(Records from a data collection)
===
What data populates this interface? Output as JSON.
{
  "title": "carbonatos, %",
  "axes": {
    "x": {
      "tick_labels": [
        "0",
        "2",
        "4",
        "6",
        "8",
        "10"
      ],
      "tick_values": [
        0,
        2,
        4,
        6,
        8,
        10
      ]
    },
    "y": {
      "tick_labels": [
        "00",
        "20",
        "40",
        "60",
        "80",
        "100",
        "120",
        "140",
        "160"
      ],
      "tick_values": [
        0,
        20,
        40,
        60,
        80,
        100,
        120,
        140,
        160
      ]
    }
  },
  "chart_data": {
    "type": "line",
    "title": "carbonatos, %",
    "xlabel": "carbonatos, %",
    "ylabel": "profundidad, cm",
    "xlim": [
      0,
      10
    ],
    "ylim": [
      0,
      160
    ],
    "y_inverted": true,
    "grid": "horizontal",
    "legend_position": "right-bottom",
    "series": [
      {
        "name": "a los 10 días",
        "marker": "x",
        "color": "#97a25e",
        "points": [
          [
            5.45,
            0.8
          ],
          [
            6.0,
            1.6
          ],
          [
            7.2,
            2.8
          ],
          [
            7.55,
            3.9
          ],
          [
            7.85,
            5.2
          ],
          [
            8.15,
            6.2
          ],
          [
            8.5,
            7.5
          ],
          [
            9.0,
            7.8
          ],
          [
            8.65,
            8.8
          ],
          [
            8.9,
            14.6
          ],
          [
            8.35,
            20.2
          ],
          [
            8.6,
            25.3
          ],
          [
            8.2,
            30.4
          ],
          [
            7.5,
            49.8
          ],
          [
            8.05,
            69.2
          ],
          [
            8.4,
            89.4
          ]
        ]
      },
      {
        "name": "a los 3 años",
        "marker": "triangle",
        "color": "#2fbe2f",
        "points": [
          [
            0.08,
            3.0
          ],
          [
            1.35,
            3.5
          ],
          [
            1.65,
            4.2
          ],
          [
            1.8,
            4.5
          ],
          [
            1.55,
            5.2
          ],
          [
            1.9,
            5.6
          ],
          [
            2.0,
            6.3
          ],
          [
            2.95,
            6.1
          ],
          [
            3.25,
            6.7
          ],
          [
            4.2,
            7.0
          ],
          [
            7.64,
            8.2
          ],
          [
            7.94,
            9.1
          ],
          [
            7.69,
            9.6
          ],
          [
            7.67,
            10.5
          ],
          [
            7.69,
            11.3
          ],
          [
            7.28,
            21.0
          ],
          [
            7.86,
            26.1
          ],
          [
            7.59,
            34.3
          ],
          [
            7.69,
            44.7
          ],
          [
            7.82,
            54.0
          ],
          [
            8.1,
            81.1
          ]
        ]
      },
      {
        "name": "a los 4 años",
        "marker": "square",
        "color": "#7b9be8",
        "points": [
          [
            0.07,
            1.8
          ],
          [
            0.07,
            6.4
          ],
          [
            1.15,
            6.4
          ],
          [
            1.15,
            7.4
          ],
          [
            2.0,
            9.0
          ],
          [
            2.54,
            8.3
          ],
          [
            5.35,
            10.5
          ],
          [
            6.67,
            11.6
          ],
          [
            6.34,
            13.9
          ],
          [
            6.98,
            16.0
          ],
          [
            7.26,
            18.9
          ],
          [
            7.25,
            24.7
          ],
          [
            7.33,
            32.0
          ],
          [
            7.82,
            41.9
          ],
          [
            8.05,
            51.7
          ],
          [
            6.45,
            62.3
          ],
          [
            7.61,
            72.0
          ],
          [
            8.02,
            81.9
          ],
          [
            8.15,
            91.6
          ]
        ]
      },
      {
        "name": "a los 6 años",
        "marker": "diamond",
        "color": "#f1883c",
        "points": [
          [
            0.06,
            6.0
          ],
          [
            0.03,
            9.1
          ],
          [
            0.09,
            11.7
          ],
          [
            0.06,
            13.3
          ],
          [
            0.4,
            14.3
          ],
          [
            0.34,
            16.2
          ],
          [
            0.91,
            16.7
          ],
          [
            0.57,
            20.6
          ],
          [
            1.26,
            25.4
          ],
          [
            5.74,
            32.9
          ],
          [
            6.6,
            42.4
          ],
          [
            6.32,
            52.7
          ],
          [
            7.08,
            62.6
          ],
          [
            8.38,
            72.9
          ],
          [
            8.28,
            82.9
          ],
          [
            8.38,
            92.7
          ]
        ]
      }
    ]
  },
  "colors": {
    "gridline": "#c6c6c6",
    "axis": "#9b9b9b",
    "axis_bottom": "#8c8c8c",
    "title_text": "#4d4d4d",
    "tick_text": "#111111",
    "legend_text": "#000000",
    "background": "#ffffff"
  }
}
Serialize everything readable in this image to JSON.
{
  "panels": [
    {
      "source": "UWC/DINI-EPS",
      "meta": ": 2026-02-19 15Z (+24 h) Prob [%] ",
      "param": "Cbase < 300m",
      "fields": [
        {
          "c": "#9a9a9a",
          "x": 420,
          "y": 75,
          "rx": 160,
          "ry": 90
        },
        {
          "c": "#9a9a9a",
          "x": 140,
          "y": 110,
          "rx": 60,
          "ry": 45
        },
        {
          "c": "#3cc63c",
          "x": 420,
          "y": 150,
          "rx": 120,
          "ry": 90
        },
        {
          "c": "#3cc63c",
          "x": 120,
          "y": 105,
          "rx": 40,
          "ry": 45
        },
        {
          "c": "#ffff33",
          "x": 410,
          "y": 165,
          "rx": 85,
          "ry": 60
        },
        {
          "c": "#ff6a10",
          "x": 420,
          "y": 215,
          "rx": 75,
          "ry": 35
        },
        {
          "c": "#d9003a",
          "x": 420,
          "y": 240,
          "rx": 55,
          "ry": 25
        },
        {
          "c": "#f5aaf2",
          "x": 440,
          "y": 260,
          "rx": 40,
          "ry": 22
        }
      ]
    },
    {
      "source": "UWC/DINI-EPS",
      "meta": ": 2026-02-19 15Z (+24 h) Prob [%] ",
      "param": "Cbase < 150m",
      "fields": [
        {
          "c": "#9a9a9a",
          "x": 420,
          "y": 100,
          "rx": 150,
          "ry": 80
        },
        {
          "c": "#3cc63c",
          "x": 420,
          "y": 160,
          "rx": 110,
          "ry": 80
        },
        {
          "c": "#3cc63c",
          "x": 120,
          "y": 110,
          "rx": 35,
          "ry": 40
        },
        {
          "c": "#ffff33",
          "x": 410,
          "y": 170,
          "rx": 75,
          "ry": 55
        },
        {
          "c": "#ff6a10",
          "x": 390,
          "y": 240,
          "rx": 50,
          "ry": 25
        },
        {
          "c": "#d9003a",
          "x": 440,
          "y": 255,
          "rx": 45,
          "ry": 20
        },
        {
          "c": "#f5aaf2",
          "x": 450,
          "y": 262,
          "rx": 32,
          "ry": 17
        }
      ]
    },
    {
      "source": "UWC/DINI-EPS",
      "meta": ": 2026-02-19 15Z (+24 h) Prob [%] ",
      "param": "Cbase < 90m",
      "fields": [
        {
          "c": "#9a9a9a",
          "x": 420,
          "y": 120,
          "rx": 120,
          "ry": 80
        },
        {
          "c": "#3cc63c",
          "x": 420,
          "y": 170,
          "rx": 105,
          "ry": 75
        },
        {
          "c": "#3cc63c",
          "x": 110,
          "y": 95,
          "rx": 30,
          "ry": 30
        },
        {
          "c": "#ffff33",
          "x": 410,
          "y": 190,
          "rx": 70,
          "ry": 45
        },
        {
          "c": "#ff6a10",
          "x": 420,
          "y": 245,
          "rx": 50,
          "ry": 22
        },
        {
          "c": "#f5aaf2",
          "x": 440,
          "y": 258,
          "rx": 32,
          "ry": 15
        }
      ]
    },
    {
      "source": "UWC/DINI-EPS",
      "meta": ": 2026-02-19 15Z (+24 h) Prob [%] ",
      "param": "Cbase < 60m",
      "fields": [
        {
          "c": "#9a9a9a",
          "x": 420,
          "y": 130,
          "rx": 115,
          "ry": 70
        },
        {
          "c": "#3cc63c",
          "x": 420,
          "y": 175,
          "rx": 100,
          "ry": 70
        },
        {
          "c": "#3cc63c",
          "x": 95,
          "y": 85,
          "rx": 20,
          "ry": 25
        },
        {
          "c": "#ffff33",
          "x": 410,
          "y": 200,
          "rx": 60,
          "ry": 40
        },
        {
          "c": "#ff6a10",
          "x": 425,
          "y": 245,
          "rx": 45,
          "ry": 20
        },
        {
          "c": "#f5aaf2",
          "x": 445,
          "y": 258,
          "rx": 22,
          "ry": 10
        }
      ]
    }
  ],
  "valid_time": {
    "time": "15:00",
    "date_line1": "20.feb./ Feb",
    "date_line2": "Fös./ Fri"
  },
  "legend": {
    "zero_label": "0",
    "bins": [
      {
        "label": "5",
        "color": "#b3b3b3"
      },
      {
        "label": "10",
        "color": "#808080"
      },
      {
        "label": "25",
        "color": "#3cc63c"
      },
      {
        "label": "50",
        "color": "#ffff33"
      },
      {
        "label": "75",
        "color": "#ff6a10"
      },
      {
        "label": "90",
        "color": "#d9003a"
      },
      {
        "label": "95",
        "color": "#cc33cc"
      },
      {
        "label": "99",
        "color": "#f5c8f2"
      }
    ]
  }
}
===
Pull out every line in the material above where "carbonatos" occurs.

CORRECT RESPONSE >>
  "title": "carbonatos, %",
    "title": "carbonatos, %",
    "xlabel": "carbonatos, %",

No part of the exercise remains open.